GOAL OF THE EXERCISE:
Exclude images, then output the remaining data verbatim.

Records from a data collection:
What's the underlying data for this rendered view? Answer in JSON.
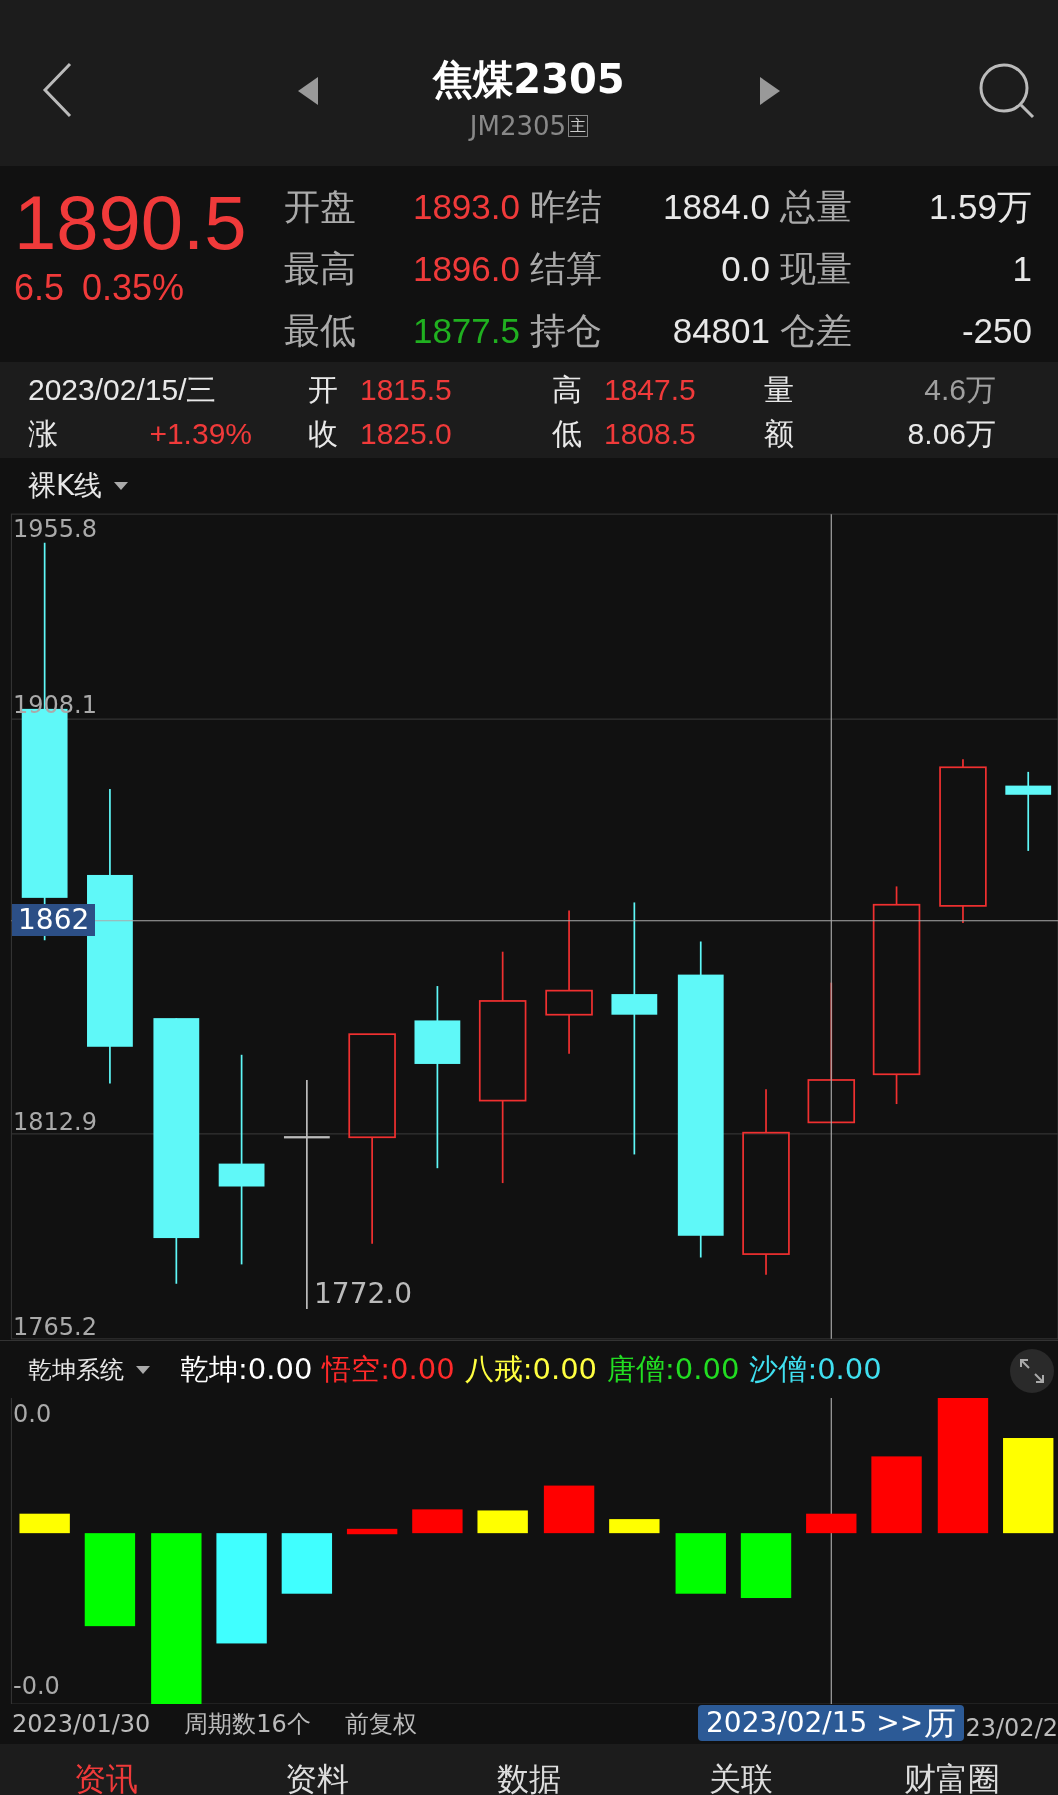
{
  "header": {
    "title": "焦煤2305",
    "code": "JM2305",
    "code_badge": "主"
  },
  "quote": {
    "price": "1890.5",
    "change": "6.5",
    "change_pct": "0.35%",
    "color": "#f03a3a",
    "rows": [
      [
        {
          "label": "开盘",
          "value": "1893.0",
          "color": "#f03a3a"
        },
        {
          "label": "昨结",
          "value": "1884.0",
          "color": "#e8e8e8"
        },
        {
          "label": "总量",
          "value": "1.59万",
          "color": "#e8e8e8"
        }
      ],
      [
        {
          "label": "最高",
          "value": "1896.0",
          "color": "#f03a3a"
        },
        {
          "label": "结算",
          "value": "0.0",
          "color": "#e8e8e8"
        },
        {
          "label": "现量",
          "value": "1",
          "color": "#e8e8e8"
        }
      ],
      [
        {
          "label": "最低",
          "value": "1877.5",
          "color": "#20b020"
        },
        {
          "label": "持仓",
          "value": "84801",
          "color": "#e8e8e8"
        },
        {
          "label": "仓差",
          "value": "-250",
          "color": "#e8e8e8"
        }
      ]
    ]
  },
  "day": {
    "date": "2023/02/15/三",
    "change": {
      "label": "涨",
      "value": "+1.39%",
      "color": "#f03a3a"
    },
    "pairs": [
      {
        "label": "开",
        "value": "1815.5",
        "color": "#f03a3a"
      },
      {
        "label": "高",
        "value": "1847.5",
        "color": "#f03a3a"
      },
      {
        "label": "量",
        "value": "4.6万",
        "color": "#a0a0a0"
      },
      {
        "label": "收",
        "value": "1825.0",
        "color": "#f03a3a"
      },
      {
        "label": "低",
        "value": "1808.5",
        "color": "#f03a3a"
      },
      {
        "label": "额",
        "value": "8.06万",
        "color": "#e8e8e8"
      }
    ]
  },
  "kline": {
    "selector": "裸K线",
    "price_labels": [
      "1955.8",
      "1908.1",
      "1812.9",
      "1765.2"
    ],
    "crosshair_label": "1862",
    "low_label": "1772.0"
  },
  "indicator": {
    "selector": "乾坤系统",
    "values": [
      {
        "name": "乾坤:",
        "value": "0.00",
        "color": "#ffffff"
      },
      {
        "name": "悟空:",
        "value": "0.00",
        "color": "#ff2a2a"
      },
      {
        "name": "八戒:",
        "value": "0.00",
        "color": "#ffff40"
      },
      {
        "name": "唐僧:",
        "value": "0.00",
        "color": "#22dd22"
      },
      {
        "name": "沙僧:",
        "value": "0.00",
        "color": "#40e0f0"
      }
    ],
    "top_label": "0.0",
    "bottom_label": "-0.0"
  },
  "footer": {
    "start_date": "2023/01/30",
    "periods": "周期数16个",
    "adjust": "前复权",
    "cursor_date": "2023/02/15 >>",
    "cursor_tag": "历",
    "end_date": "23/02/2"
  },
  "tabs": [
    {
      "label": "资讯",
      "selected": true
    },
    {
      "label": "资料",
      "selected": false
    },
    {
      "label": "数据",
      "selected": false
    },
    {
      "label": "关联",
      "selected": false
    },
    {
      "label": "财富圈",
      "selected": false
    }
  ]
}
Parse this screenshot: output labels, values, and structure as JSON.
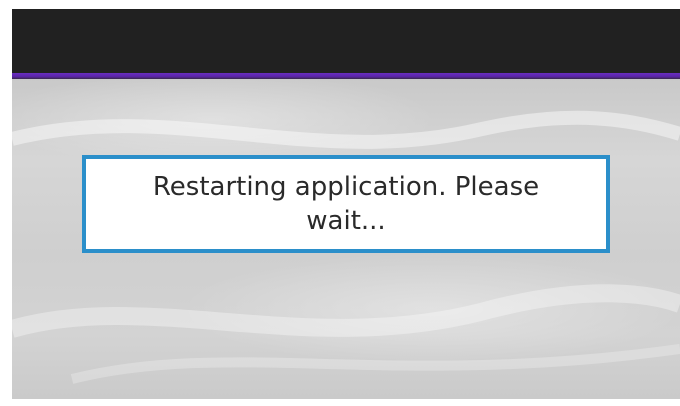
{
  "dialog": {
    "message": "Restarting application. Please wait..."
  },
  "colors": {
    "topbar": "#212121",
    "accent_line": "#5a24a8",
    "dialog_border": "#2b8fca",
    "dialog_background": "#ffffff",
    "text": "#2a2a2a"
  }
}
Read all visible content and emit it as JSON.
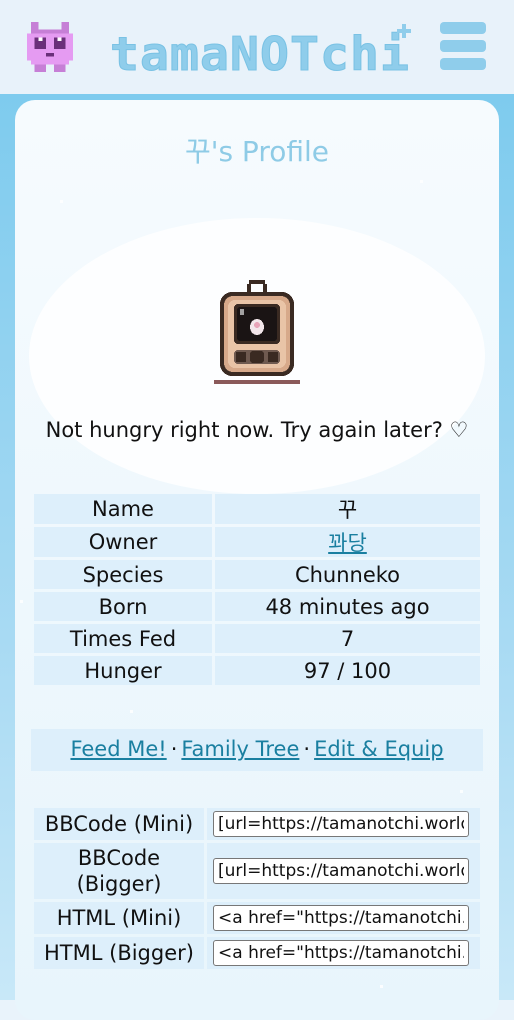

THE ANSWER:
What's the underlying data for this rendered view? Answer in JSON.
{
  "header": {
    "title": "焦煤2305",
    "code": "JM2305",
    "code_badge": "主"
  },
  "quote": {
    "price": "1890.5",
    "change": "6.5",
    "change_pct": "0.35%",
    "color": "#f03a3a",
    "rows": [
      [
        {
          "label": "开盘",
          "value": "1893.0",
          "color": "#f03a3a"
        },
        {
          "label": "昨结",
          "value": "1884.0",
          "color": "#e8e8e8"
        },
        {
          "label": "总量",
          "value": "1.59万",
          "color": "#e8e8e8"
        }
      ],
      [
        {
          "label": "最高",
          "value": "1896.0",
          "color": "#f03a3a"
        },
        {
          "label": "结算",
          "value": "0.0",
          "color": "#e8e8e8"
        },
        {
          "label": "现量",
          "value": "1",
          "color": "#e8e8e8"
        }
      ],
      [
        {
          "label": "最低",
          "value": "1877.5",
          "color": "#20b020"
        },
        {
          "label": "持仓",
          "value": "84801",
          "color": "#e8e8e8"
        },
        {
          "label": "仓差",
          "value": "-250",
          "color": "#e8e8e8"
        }
      ]
    ]
  },
  "day": {
    "date": "2023/02/15/三",
    "change": {
      "label": "涨",
      "value": "+1.39%",
      "color": "#f03a3a"
    },
    "pairs": [
      {
        "label": "开",
        "value": "1815.5",
        "color": "#f03a3a"
      },
      {
        "label": "高",
        "value": "1847.5",
        "color": "#f03a3a"
      },
      {
        "label": "量",
        "value": "4.6万",
        "color": "#a0a0a0"
      },
      {
        "label": "收",
        "value": "1825.0",
        "color": "#f03a3a"
      },
      {
        "label": "低",
        "value": "1808.5",
        "color": "#f03a3a"
      },
      {
        "label": "额",
        "value": "8.06万",
        "color": "#e8e8e8"
      }
    ]
  },
  "kline": {
    "selector": "裸K线",
    "price_labels": [
      "1955.8",
      "1908.1",
      "1812.9",
      "1765.2"
    ],
    "crosshair_label": "1862",
    "low_label": "1772.0"
  },
  "indicator": {
    "selector": "乾坤系统",
    "values": [
      {
        "name": "乾坤:",
        "value": "0.00",
        "color": "#ffffff"
      },
      {
        "name": "悟空:",
        "value": "0.00",
        "color": "#ff2a2a"
      },
      {
        "name": "八戒:",
        "value": "0.00",
        "color": "#ffff40"
      },
      {
        "name": "唐僧:",
        "value": "0.00",
        "color": "#22dd22"
      },
      {
        "name": "沙僧:",
        "value": "0.00",
        "color": "#40e0f0"
      }
    ],
    "top_label": "0.0",
    "bottom_label": "-0.0"
  },
  "footer": {
    "start_date": "2023/01/30",
    "periods": "周期数16个",
    "adjust": "前复权",
    "cursor_date": "2023/02/15 >>",
    "cursor_tag": "历",
    "end_date": "23/02/2"
  },
  "tabs": [
    {
      "label": "资讯",
      "selected": true
    },
    {
      "label": "资料",
      "selected": false
    },
    {
      "label": "数据",
      "selected": false
    },
    {
      "label": "关联",
      "selected": false
    },
    {
      "label": "财富圈",
      "selected": false
    }
  ]
}
Parse this screenshot: output labels, values, and structure as JSON.
{
  "dialog": {
    "message": "Restarting application. Please wait..."
  },
  "colors": {
    "topbar": "#212121",
    "accent_line": "#5a24a8",
    "dialog_border": "#2b8fca",
    "dialog_background": "#ffffff",
    "text": "#2a2a2a"
  }
}
Read all visible content and emit it as JSON.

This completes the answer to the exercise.